- [Work instructions]
[1] In the Fiskars axe guide, what shape are the chopping axe heads?
[2] Please summarize the Fiskars axe guide in two sentences.
[3] From the Fiskars axe guide, reproduce word for word the stretch from "I actually own" through "they are different.".

- [Passage to read]
● ● ● ● ●
Fiskars axes are a great choice, but it can be hard to know which to get because they have so many models. And they don’t do a great job helping people tell them apart.
I actually own (almost) every type of Fiskars axe, so hopefully, by the end of this, you will know which you need. Here is a quick summary:
|Split||36″||Primary splitting axe (most power)|
|X25||Split||28″||Primary splitting axe (more mobile)|
|Split||28″||Mid-size splitter or youth axe|
|28″ Black||Chop||28″||General work axe|
|X15||Chop||23.5″||Vehicle axe (car, truck, ATV)|
|Chop||17″||Camping, Bushcraft, Yardwork|
|Chop||14″||Camping, Kindling, Backpacking, Yardwork|
I have broken this article into 4 segments:
Fiskars chopping vs splitting axes
The two types of Fiskars axe types are chopping and splitting, and they look almost identical – but they are different.
The Fiskars splitting axes are designed with heads for splitting only. They have heavier flared cheeks that quickly spread the wood apart. The chopping axe heads are a lighter flat wedge shape that is capable of chopping into side of a log, felling a tree, but also can split smaller logs.
● ● ● ● ●
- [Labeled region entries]
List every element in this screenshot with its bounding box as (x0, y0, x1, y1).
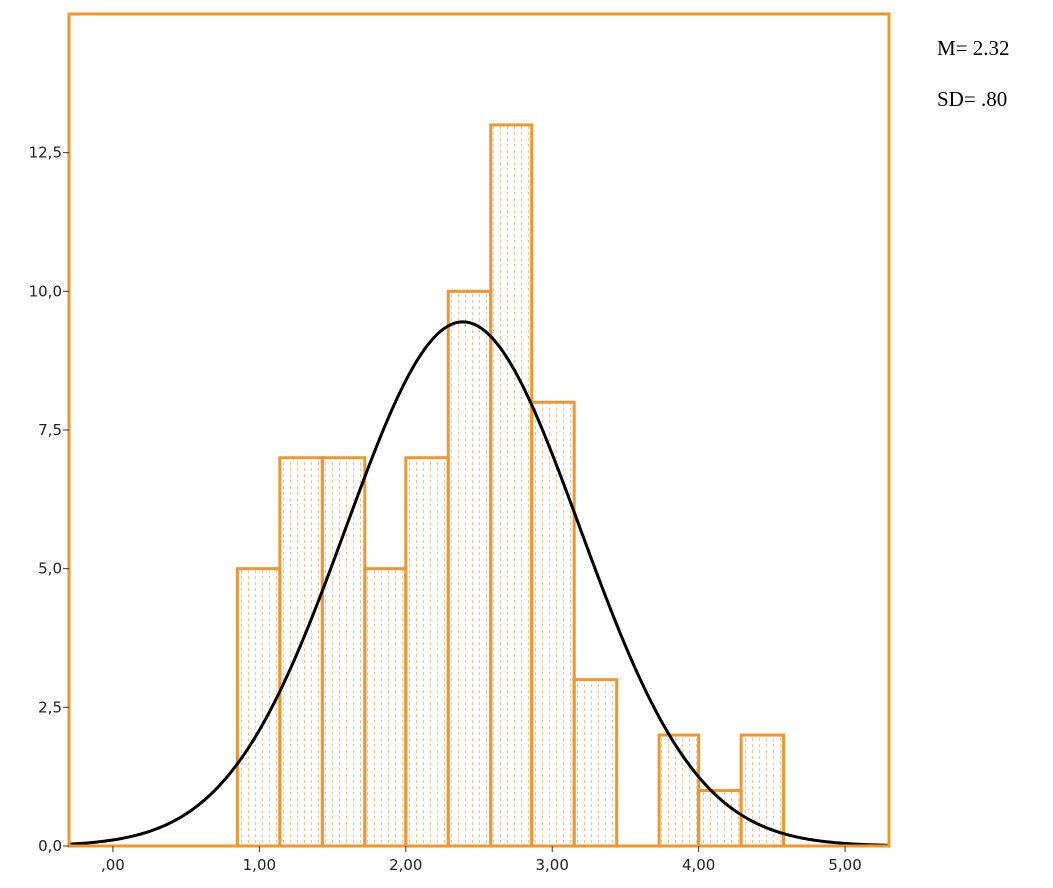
y-tick-label: 5,0 (38, 560, 62, 578)
histogram-bar (320, 456, 367, 848)
histogram-bar (739, 733, 786, 848)
x-tick-label: 4,00 (682, 856, 715, 874)
histogram-bar (363, 567, 408, 848)
bars-group (235, 123, 786, 848)
x-tick-label: 2,00 (389, 856, 422, 874)
histogram-bar (278, 456, 324, 848)
histogram-bar (489, 123, 534, 848)
y-tick-label: 10,0 (29, 282, 62, 300)
x-axis: ,00 1,00 2,00 3,00 4,00 5,00 (101, 846, 862, 874)
histogram-bar (446, 289, 493, 848)
y-tick-label: 0,0 (38, 837, 62, 855)
histogram-bar (657, 733, 701, 848)
histogram-bar (404, 456, 450, 848)
mean-label: M= 2.32 (937, 36, 1010, 60)
y-tick-label: 2,5 (38, 698, 62, 716)
x-tick-label: 3,00 (536, 856, 569, 874)
normal-curve (68, 320, 890, 847)
y-axis: 0,0 2,5 5,0 7,5 10,0 12,5 (29, 144, 69, 855)
histogram-bar (530, 400, 576, 848)
y-tick-label: 7,5 (38, 421, 62, 439)
sd-label: SD= .80 (937, 87, 1007, 111)
x-tick-label: 5,00 (828, 856, 861, 874)
histogram-bar (572, 678, 619, 848)
x-tick-label: ,00 (101, 856, 125, 874)
y-tick-label: 12,5 (29, 144, 62, 162)
x-tick-label: 1,00 (243, 856, 276, 874)
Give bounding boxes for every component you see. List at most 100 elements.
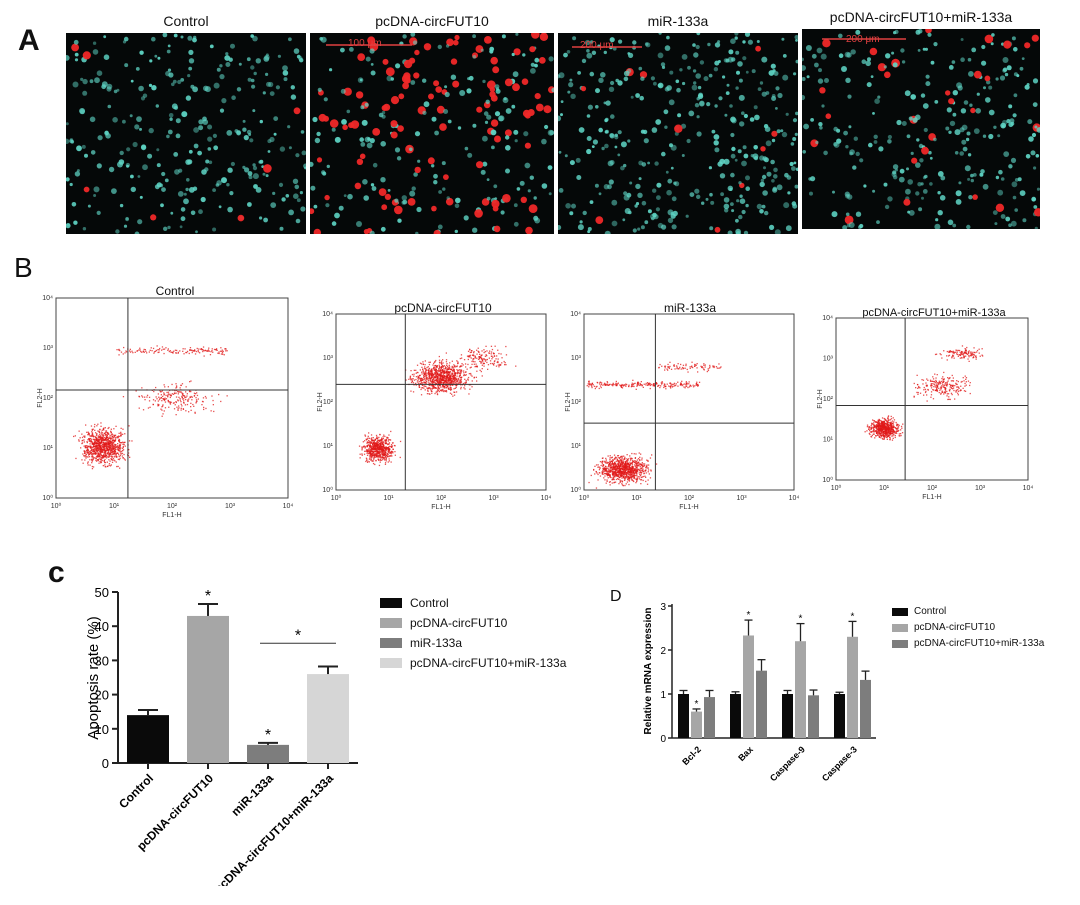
nucleus xyxy=(234,129,239,133)
apoptotic-nucleus xyxy=(525,226,533,234)
bar-caspase-3-series-0 xyxy=(834,694,845,738)
nucleus xyxy=(190,210,196,216)
nucleus xyxy=(464,146,469,151)
nucleus xyxy=(980,169,985,174)
nucleus xyxy=(551,87,554,93)
nucleus xyxy=(924,47,928,51)
nucleus xyxy=(299,58,304,63)
nucleus xyxy=(756,203,763,210)
nucleus xyxy=(397,218,402,223)
apoptotic-nucleus xyxy=(476,161,484,169)
nucleus xyxy=(163,226,168,231)
nucleus xyxy=(995,77,999,81)
nucleus xyxy=(630,95,634,99)
nucleus xyxy=(693,81,697,85)
nucleus xyxy=(192,86,198,93)
apoptotic-nucleus xyxy=(414,166,421,174)
nucleus xyxy=(387,189,391,192)
nucleus xyxy=(765,140,772,147)
nucleus xyxy=(360,105,365,110)
nucleus xyxy=(968,71,974,77)
apoptotic-nucleus xyxy=(639,71,648,79)
nucleus xyxy=(641,162,647,167)
apoptotic-nucleus xyxy=(436,105,445,114)
nucleus xyxy=(138,85,144,92)
apoptotic-nucleus xyxy=(313,228,321,234)
nucleus xyxy=(738,181,742,185)
nucleus xyxy=(668,99,675,106)
nucleus xyxy=(877,95,881,99)
nucleus xyxy=(922,47,926,51)
nucleus xyxy=(752,153,759,160)
nucleus xyxy=(694,188,700,194)
nucleus xyxy=(647,209,652,214)
nucleus xyxy=(82,78,88,85)
nucleus xyxy=(266,81,271,87)
x-tick-label: 10¹ xyxy=(383,495,394,502)
nucleus xyxy=(848,125,852,129)
nucleus xyxy=(965,137,970,142)
nucleus xyxy=(948,130,952,134)
nucleus xyxy=(76,145,82,152)
nucleus xyxy=(729,187,733,191)
nucleus xyxy=(484,120,489,124)
nucleus xyxy=(735,218,739,223)
nucleus xyxy=(325,203,330,208)
flow-title-control: Control xyxy=(155,284,195,298)
flow-frame xyxy=(55,297,289,499)
nucleus xyxy=(142,93,148,98)
nucleus xyxy=(833,142,838,147)
nucleus xyxy=(295,153,300,158)
nucleus xyxy=(188,58,195,64)
nucleus xyxy=(696,194,701,199)
nucleus xyxy=(720,192,724,197)
nucleus xyxy=(166,134,170,139)
nucleus xyxy=(1034,125,1038,129)
nucleus xyxy=(66,138,70,144)
nucleus xyxy=(615,78,619,83)
x-axis-label: FL1-H xyxy=(922,494,941,501)
nucleus xyxy=(498,115,504,122)
nucleus xyxy=(664,86,670,92)
nucleus xyxy=(761,174,767,180)
nucleus xyxy=(455,197,461,204)
y-axis-label: FL2-H xyxy=(817,389,824,408)
nucleus xyxy=(334,136,341,143)
nucleus xyxy=(410,80,416,85)
nucleus xyxy=(753,105,758,110)
y-axis-label: FL2-H xyxy=(37,388,44,407)
apoptotic-nucleus xyxy=(771,130,778,137)
nucleus xyxy=(810,118,814,122)
apoptotic-nucleus xyxy=(1031,34,1039,42)
nucleus xyxy=(845,145,849,149)
nucleus xyxy=(134,231,140,234)
nucleus xyxy=(1004,72,1009,77)
apoptotic-nucleus xyxy=(995,203,1005,212)
nucleus xyxy=(922,189,928,194)
apoptotic-nucleus xyxy=(433,229,441,234)
y-tick-label: 0 xyxy=(102,756,109,771)
nucleus xyxy=(725,91,730,95)
nucleus xyxy=(614,145,618,149)
nucleus xyxy=(188,49,194,55)
nucleus xyxy=(917,49,921,52)
nucleus xyxy=(390,77,394,81)
nucleus xyxy=(262,91,266,95)
y-tick-label: 10⁴ xyxy=(822,315,833,322)
nucleus xyxy=(208,160,213,165)
nucleus xyxy=(248,175,253,180)
nucleus xyxy=(1011,181,1018,188)
nucleus xyxy=(638,177,642,181)
nucleus xyxy=(908,116,913,121)
apoptotic-nucleus xyxy=(475,45,484,53)
apoptotic-nucleus xyxy=(427,157,435,165)
nucleus xyxy=(952,223,957,228)
nucleus xyxy=(842,225,848,229)
micrograph-mir133a-cells xyxy=(558,33,798,234)
nucleus xyxy=(563,52,568,58)
nucleus xyxy=(416,206,422,213)
nucleus xyxy=(225,52,229,56)
nucleus xyxy=(236,87,242,92)
nucleus xyxy=(783,202,790,209)
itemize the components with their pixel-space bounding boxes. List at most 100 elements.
● ● ● ● ●
- [Task answers]
[1] They are a lighter flat wedge shape.

[2] Fiskars makes so many axe models that choosing one is hard, and the writer, who owns almost every type, aims to help readers decide which they need. The two types, chopping and splitting, look almost identical, but splitting heads have heavier flared cheeks meant only for splitting, while chopping heads are a lighter flat wedge that can chop into a log, fell a tree, and split smaller logs.

[3]
I actually own (almost) every type of Fiskars axe, so hopefully, by the end of this, you will know which you need. Here is a quick summary:
|Split||36″||Primary splitting axe (most power)|
|X25||Split||28″||Primary splitting axe (more mobile)|
|Split||28″||Mid-size splitter or youth axe|
|28″ Black||Chop||28″||General work axe|
|X15||Chop||23.5″||Vehicle axe (car, truck, ATV)|
|Chop||17″||Camping, Bushcraft, Yardwork|
|Chop||14″||Camping, Kindling, Backpacking, Yardwork|
I have broken this article into 4 segments:
Fiskars chopping vs splitting axes
The two types of Fiskars axe types are chopping and splitting, and they look almost identical – but they are different.